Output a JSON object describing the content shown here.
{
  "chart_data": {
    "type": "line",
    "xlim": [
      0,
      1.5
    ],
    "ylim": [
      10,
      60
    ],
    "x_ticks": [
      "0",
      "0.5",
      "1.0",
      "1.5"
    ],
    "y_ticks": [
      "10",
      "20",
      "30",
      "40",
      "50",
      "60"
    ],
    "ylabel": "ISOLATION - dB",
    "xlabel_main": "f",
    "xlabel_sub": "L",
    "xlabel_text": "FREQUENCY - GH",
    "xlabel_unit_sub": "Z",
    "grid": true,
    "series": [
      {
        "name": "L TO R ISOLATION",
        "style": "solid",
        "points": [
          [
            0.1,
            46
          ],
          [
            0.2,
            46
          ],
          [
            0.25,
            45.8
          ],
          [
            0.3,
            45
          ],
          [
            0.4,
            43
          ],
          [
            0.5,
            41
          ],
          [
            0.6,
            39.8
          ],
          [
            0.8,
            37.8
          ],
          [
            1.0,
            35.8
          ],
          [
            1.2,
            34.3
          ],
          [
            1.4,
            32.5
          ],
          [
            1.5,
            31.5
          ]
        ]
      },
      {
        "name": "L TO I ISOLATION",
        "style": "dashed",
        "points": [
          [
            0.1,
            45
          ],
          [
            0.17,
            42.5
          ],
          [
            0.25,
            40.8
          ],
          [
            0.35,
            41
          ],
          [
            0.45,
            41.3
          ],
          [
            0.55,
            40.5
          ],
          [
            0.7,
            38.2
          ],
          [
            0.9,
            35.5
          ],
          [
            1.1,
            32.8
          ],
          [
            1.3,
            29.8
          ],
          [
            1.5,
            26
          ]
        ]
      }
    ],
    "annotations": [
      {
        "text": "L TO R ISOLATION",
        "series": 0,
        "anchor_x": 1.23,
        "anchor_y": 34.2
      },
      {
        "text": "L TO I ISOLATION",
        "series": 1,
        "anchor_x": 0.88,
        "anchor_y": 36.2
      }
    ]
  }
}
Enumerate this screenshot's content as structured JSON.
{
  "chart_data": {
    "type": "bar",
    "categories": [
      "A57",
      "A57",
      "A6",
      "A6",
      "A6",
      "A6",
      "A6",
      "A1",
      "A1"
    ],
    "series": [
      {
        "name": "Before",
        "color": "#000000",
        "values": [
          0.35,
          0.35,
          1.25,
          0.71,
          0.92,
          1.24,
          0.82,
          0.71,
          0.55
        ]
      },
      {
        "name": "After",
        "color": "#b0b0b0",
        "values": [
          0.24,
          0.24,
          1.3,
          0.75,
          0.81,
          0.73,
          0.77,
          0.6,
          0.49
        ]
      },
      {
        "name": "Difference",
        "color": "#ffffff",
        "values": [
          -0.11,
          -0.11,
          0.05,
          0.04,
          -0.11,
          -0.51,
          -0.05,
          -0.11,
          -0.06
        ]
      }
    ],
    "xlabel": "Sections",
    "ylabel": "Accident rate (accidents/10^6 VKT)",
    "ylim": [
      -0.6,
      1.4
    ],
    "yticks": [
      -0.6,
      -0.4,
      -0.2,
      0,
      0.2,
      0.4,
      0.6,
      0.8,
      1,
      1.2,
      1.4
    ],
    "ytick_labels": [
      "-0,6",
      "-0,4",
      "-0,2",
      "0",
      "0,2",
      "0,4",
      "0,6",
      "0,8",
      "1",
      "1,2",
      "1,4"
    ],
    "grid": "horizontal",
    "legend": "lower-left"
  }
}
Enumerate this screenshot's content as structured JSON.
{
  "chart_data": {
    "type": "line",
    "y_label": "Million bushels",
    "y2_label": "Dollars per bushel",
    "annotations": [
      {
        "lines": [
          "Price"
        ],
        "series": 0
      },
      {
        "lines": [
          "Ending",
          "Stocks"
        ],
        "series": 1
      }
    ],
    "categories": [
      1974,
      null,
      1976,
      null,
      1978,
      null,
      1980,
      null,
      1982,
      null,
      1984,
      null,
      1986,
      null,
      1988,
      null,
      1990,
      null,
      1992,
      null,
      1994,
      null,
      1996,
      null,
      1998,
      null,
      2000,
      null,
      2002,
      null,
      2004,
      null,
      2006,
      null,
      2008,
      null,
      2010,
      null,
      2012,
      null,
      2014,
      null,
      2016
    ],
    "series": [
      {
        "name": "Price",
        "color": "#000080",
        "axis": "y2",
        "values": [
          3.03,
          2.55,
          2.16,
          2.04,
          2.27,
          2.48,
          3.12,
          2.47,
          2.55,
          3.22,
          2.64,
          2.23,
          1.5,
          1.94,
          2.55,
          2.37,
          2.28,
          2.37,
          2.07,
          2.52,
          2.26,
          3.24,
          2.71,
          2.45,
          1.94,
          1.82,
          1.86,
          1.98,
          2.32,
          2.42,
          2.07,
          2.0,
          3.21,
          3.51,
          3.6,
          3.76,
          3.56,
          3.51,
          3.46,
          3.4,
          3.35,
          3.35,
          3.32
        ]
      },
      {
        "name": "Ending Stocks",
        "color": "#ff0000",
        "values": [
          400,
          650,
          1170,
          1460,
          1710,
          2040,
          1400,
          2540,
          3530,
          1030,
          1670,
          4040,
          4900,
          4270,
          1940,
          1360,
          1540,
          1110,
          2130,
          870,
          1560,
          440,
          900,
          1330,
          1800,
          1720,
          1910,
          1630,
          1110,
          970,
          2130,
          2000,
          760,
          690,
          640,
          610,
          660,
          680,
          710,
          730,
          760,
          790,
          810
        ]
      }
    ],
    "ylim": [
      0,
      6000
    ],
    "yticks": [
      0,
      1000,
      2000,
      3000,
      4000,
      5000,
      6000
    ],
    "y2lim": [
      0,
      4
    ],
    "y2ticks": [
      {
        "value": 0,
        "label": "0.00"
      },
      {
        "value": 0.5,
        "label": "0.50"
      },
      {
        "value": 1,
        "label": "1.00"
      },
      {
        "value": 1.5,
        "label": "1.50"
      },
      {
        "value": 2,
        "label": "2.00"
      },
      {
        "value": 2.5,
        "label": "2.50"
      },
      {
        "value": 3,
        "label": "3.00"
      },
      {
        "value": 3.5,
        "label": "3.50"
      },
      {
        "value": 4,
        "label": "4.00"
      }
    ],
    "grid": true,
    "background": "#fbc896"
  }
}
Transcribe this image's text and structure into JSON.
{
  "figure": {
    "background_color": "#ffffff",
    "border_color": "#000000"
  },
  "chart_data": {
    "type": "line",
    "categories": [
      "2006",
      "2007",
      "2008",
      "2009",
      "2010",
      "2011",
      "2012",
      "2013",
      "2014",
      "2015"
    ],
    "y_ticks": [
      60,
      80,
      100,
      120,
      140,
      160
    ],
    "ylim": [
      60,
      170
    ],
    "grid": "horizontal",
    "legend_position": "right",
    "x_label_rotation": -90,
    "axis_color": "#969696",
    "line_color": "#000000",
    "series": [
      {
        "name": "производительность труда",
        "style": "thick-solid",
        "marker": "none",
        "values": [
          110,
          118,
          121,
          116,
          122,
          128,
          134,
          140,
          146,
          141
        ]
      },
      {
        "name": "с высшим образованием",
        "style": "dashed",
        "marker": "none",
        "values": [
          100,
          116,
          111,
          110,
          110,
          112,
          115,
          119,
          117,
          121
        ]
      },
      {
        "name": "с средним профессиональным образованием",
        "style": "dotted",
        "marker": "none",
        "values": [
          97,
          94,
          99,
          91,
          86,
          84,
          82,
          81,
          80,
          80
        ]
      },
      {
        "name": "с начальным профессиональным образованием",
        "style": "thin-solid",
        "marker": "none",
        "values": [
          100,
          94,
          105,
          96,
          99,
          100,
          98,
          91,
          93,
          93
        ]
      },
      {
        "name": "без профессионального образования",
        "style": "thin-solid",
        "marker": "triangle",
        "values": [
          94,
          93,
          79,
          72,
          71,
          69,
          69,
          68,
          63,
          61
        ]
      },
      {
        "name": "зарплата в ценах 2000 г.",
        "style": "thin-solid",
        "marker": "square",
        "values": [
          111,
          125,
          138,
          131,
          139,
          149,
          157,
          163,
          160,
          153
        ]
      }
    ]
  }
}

+++

- Description of the task -
Among the entries above, how many lines include the word "JSON"? Give the number with no comment.

- Expected answer -
4